>> Start

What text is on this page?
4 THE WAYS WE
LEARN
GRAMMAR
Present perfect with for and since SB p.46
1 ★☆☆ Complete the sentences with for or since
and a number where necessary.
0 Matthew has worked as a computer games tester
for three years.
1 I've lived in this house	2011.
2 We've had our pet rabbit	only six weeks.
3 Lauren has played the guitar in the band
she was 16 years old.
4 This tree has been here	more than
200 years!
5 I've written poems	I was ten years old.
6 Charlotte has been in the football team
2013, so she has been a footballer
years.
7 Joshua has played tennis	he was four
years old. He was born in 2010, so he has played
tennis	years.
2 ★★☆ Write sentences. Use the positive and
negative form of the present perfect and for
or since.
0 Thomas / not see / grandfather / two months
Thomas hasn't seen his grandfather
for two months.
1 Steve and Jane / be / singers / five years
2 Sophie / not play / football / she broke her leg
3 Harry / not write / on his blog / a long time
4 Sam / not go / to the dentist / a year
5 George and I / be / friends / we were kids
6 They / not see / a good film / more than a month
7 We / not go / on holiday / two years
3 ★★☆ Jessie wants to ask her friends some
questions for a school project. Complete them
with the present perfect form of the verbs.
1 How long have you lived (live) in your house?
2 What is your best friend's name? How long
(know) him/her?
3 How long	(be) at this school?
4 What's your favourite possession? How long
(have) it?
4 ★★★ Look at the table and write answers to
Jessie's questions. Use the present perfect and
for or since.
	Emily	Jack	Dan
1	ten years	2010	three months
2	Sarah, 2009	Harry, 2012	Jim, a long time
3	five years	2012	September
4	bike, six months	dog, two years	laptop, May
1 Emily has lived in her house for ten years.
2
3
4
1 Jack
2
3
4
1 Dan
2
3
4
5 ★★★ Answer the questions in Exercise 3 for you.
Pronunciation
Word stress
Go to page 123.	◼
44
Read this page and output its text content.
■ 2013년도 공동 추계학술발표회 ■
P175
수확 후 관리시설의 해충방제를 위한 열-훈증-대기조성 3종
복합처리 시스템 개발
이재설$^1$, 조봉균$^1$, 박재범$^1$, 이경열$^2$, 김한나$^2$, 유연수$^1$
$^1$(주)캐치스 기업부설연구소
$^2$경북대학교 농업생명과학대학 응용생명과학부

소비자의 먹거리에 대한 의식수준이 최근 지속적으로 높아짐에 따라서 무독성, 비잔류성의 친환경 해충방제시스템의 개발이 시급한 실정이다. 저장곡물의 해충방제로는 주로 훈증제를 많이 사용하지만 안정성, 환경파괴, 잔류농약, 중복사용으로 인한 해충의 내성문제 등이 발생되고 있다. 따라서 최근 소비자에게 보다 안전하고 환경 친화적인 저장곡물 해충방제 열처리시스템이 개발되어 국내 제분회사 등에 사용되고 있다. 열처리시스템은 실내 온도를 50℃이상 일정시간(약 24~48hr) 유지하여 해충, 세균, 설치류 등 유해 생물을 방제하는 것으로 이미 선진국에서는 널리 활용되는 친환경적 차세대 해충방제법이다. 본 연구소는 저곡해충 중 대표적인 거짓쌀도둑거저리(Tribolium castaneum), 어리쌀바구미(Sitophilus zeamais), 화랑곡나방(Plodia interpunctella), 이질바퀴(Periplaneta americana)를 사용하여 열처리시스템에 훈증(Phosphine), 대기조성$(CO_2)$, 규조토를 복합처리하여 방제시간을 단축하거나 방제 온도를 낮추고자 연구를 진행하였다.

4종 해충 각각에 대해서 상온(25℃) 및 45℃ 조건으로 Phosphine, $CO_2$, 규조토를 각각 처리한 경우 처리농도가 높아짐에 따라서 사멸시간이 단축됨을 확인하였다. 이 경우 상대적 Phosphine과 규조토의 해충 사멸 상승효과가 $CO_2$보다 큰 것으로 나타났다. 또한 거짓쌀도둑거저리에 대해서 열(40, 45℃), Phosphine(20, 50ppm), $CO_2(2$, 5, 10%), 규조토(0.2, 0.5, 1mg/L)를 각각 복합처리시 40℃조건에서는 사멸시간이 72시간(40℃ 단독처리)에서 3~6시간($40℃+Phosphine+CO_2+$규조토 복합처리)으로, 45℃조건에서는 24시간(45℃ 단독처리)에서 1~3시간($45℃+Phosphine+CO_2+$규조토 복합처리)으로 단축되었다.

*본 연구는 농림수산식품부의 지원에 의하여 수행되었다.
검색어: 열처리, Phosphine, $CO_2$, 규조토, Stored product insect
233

>> End

WHAT THE EXERCISE ASKS:
Print the complete listing again, exactly as it stands.

FULL SOLUTION:
What text is on this page?
4 THE WAYS WE
LEARN
GRAMMAR
Present perfect with for and since SB p.46
1 ★☆☆ Complete the sentences with for or since
and a number where necessary.
0 Matthew has worked as a computer games tester
for three years.
1 I've lived in this house	2011.
2 We've had our pet rabbit	only six weeks.
3 Lauren has played the guitar in the band
she was 16 years old.
4 This tree has been here	more than
200 years!
5 I've written poems	I was ten years old.
6 Charlotte has been in the football team
2013, so she has been a footballer
years.
7 Joshua has played tennis	he was four
years old. He was born in 2010, so he has played
tennis	years.
2 ★★☆ Write sentences. Use the positive and
negative form of the present perfect and for
or since.
0 Thomas / not see / grandfather / two months
Thomas hasn't seen his grandfather
for two months.
1 Steve and Jane / be / singers / five years
2 Sophie / not play / football / she broke her leg
3 Harry / not write / on his blog / a long time
4 Sam / not go / to the dentist / a year
5 George and I / be / friends / we were kids
6 They / not see / a good film / more than a month
7 We / not go / on holiday / two years
3 ★★☆ Jessie wants to ask her friends some
questions for a school project. Complete them
with the present perfect form of the verbs.
1 How long have you lived (live) in your house?
2 What is your best friend's name? How long
(know) him/her?
3 How long	(be) at this school?
4 What's your favourite possession? How long
(have) it?
4 ★★★ Look at the table and write answers to
Jessie's questions. Use the present perfect and
for or since.
	Emily	Jack	Dan
1	ten years	2010	three months
2	Sarah, 2009	Harry, 2012	Jim, a long time
3	five years	2012	September
4	bike, six months	dog, two years	laptop, May
1 Emily has lived in her house for ten years.
2
3
4
1 Jack
2
3
4
1 Dan
2
3
4
5 ★★★ Answer the questions in Exercise 3 for you.
Pronunciation
Word stress
Go to page 123.	◼
44
Read this page and output its text content.
■ 2013년도 공동 추계학술발표회 ■
P175
수확 후 관리시설의 해충방제를 위한 열-훈증-대기조성 3종
복합처리 시스템 개발
이재설$^1$, 조봉균$^1$, 박재범$^1$, 이경열$^2$, 김한나$^2$, 유연수$^1$
$^1$(주)캐치스 기업부설연구소
$^2$경북대학교 농업생명과학대학 응용생명과학부

소비자의 먹거리에 대한 의식수준이 최근 지속적으로 높아짐에 따라서 무독성, 비잔류성의 친환경 해충방제시스템의 개발이 시급한 실정이다. 저장곡물의 해충방제로는 주로 훈증제를 많이 사용하지만 안정성, 환경파괴, 잔류농약, 중복사용으로 인한 해충의 내성문제 등이 발생되고 있다. 따라서 최근 소비자에게 보다 안전하고 환경 친화적인 저장곡물 해충방제 열처리시스템이 개발되어 국내 제분회사 등에 사용되고 있다. 열처리시스템은 실내 온도를 50℃이상 일정시간(약 24~48hr) 유지하여 해충, 세균, 설치류 등 유해 생물을 방제하는 것으로 이미 선진국에서는 널리 활용되는 친환경적 차세대 해충방제법이다. 본 연구소는 저곡해충 중 대표적인 거짓쌀도둑거저리(Tribolium castaneum), 어리쌀바구미(Sitophilus zeamais), 화랑곡나방(Plodia interpunctella), 이질바퀴(Periplaneta americana)를 사용하여 열처리시스템에 훈증(Phosphine), 대기조성$(CO_2)$, 규조토를 복합처리하여 방제시간을 단축하거나 방제 온도를 낮추고자 연구를 진행하였다.

4종 해충 각각에 대해서 상온(25℃) 및 45℃ 조건으로 Phosphine, $CO_2$, 규조토를 각각 처리한 경우 처리농도가 높아짐에 따라서 사멸시간이 단축됨을 확인하였다. 이 경우 상대적 Phosphine과 규조토의 해충 사멸 상승효과가 $CO_2$보다 큰 것으로 나타났다. 또한 거짓쌀도둑거저리에 대해서 열(40, 45℃), Phosphine(20, 50ppm), $CO_2(2$, 5, 10%), 규조토(0.2, 0.5, 1mg/L)를 각각 복합처리시 40℃조건에서는 사멸시간이 72시간(40℃ 단독처리)에서 3~6시간($40℃+Phosphine+CO_2+$규조토 복합처리)으로, 45℃조건에서는 24시간(45℃ 단독처리)에서 1~3시간($45℃+Phosphine+CO_2+$규조토 복합처리)으로 단축되었다.

*본 연구는 농림수산식품부의 지원에 의하여 수행되었다.
검색어: 열처리, Phosphine, $CO_2$, 규조토, Stored product insect
233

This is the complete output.